• **Exercise input**:

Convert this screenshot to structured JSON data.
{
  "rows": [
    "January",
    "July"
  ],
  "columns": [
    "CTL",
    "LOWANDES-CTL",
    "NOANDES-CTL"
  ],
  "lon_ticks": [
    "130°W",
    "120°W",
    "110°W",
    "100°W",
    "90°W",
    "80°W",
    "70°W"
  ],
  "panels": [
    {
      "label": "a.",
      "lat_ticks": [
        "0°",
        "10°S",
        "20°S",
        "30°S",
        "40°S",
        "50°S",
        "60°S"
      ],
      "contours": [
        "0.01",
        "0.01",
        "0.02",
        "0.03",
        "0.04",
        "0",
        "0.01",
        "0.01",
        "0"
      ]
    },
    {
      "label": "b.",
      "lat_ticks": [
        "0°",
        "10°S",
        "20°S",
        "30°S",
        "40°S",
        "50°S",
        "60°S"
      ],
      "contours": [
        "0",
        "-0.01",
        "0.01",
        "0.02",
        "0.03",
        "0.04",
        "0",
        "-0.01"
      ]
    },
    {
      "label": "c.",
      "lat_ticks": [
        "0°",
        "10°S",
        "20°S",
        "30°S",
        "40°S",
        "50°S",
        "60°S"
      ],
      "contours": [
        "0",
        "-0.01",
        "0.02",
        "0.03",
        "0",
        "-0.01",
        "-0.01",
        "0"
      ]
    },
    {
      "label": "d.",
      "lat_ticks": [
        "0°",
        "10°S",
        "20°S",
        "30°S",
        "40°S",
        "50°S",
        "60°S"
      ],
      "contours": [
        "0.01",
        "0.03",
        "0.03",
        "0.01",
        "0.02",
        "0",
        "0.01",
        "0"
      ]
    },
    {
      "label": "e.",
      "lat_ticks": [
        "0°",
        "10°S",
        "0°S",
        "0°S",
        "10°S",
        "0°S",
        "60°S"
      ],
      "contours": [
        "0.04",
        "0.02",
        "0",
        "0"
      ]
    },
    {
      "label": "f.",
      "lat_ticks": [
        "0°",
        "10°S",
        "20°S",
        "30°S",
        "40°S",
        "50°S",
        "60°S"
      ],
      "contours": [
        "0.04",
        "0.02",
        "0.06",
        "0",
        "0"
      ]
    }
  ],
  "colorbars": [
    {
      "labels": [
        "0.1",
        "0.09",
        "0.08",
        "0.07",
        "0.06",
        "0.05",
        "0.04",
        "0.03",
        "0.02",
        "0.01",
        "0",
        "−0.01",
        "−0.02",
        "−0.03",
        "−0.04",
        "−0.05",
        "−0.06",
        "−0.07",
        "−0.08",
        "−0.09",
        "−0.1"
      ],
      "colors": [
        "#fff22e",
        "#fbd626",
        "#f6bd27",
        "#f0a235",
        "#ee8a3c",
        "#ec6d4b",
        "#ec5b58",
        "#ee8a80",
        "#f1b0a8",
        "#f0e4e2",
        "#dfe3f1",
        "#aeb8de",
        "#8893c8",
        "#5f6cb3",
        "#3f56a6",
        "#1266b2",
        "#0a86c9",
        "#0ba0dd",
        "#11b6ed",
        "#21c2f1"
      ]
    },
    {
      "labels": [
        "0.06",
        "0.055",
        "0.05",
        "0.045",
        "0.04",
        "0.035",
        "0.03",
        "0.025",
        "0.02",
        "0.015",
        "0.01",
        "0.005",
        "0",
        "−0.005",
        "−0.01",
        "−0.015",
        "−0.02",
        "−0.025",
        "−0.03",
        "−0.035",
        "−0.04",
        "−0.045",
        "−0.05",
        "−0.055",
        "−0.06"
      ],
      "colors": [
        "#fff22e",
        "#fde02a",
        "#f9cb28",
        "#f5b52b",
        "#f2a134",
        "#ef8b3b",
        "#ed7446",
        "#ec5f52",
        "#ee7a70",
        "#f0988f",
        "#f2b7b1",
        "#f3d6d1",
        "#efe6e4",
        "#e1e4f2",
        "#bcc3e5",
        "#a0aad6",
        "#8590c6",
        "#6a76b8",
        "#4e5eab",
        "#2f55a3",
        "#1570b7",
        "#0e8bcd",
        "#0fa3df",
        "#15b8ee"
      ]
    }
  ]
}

• **Exercise brief**: All of the data needs to be printed once more, exactly.

• **Result**:
Convert this screenshot to structured JSON data.
{
  "rows": [
    "January",
    "July"
  ],
  "columns": [
    "CTL",
    "LOWANDES-CTL",
    "NOANDES-CTL"
  ],
  "lon_ticks": [
    "130°W",
    "120°W",
    "110°W",
    "100°W",
    "90°W",
    "80°W",
    "70°W"
  ],
  "panels": [
    {
      "label": "a.",
      "lat_ticks": [
        "0°",
        "10°S",
        "20°S",
        "30°S",
        "40°S",
        "50°S",
        "60°S"
      ],
      "contours": [
        "0.01",
        "0.01",
        "0.02",
        "0.03",
        "0.04",
        "0",
        "0.01",
        "0.01",
        "0"
      ]
    },
    {
      "label": "b.",
      "lat_ticks": [
        "0°",
        "10°S",
        "20°S",
        "30°S",
        "40°S",
        "50°S",
        "60°S"
      ],
      "contours": [
        "0",
        "-0.01",
        "0.01",
        "0.02",
        "0.03",
        "0.04",
        "0",
        "-0.01"
      ]
    },
    {
      "label": "c.",
      "lat_ticks": [
        "0°",
        "10°S",
        "20°S",
        "30°S",
        "40°S",
        "50°S",
        "60°S"
      ],
      "contours": [
        "0",
        "-0.01",
        "0.02",
        "0.03",
        "0",
        "-0.01",
        "-0.01",
        "0"
      ]
    },
    {
      "label": "d.",
      "lat_ticks": [
        "0°",
        "10°S",
        "20°S",
        "30°S",
        "40°S",
        "50°S",
        "60°S"
      ],
      "contours": [
        "0.01",
        "0.03",
        "0.03",
        "0.01",
        "0.02",
        "0",
        "0.01",
        "0"
      ]
    },
    {
      "label": "e.",
      "lat_ticks": [
        "0°",
        "10°S",
        "0°S",
        "0°S",
        "10°S",
        "0°S",
        "60°S"
      ],
      "contours": [
        "0.04",
        "0.02",
        "0",
        "0"
      ]
    },
    {
      "label": "f.",
      "lat_ticks": [
        "0°",
        "10°S",
        "20°S",
        "30°S",
        "40°S",
        "50°S",
        "60°S"
      ],
      "contours": [
        "0.04",
        "0.02",
        "0.06",
        "0",
        "0"
      ]
    }
  ],
  "colorbars": [
    {
      "labels": [
        "0.1",
        "0.09",
        "0.08",
        "0.07",
        "0.06",
        "0.05",
        "0.04",
        "0.03",
        "0.02",
        "0.01",
        "0",
        "−0.01",
        "−0.02",
        "−0.03",
        "−0.04",
        "−0.05",
        "−0.06",
        "−0.07",
        "−0.08",
        "−0.09",
        "−0.1"
      ],
      "colors": [
        "#fff22e",
        "#fbd626",
        "#f6bd27",
        "#f0a235",
        "#ee8a3c",
        "#ec6d4b",
        "#ec5b58",
        "#ee8a80",
        "#f1b0a8",
        "#f0e4e2",
        "#dfe3f1",
        "#aeb8de",
        "#8893c8",
        "#5f6cb3",
        "#3f56a6",
        "#1266b2",
        "#0a86c9",
        "#0ba0dd",
        "#11b6ed",
        "#21c2f1"
      ]
    },
    {
      "labels": [
        "0.06",
        "0.055",
        "0.05",
        "0.045",
        "0.04",
        "0.035",
        "0.03",
        "0.025",
        "0.02",
        "0.015",
        "0.01",
        "0.005",
        "0",
        "−0.005",
        "−0.01",
        "−0.015",
        "−0.02",
        "−0.025",
        "−0.03",
        "−0.035",
        "−0.04",
        "−0.045",
        "−0.05",
        "−0.055",
        "−0.06"
      ],
      "colors": [
        "#fff22e",
        "#fde02a",
        "#f9cb28",
        "#f5b52b",
        "#f2a134",
        "#ef8b3b",
        "#ed7446",
        "#ec5f52",
        "#ee7a70",
        "#f0988f",
        "#f2b7b1",
        "#f3d6d1",
        "#efe6e4",
        "#e1e4f2",
        "#bcc3e5",
        "#a0aad6",
        "#8590c6",
        "#6a76b8",
        "#4e5eab",
        "#2f55a3",
        "#1570b7",
        "#0e8bcd",
        "#0fa3df",
        "#15b8ee"
      ]
    }
  ]
}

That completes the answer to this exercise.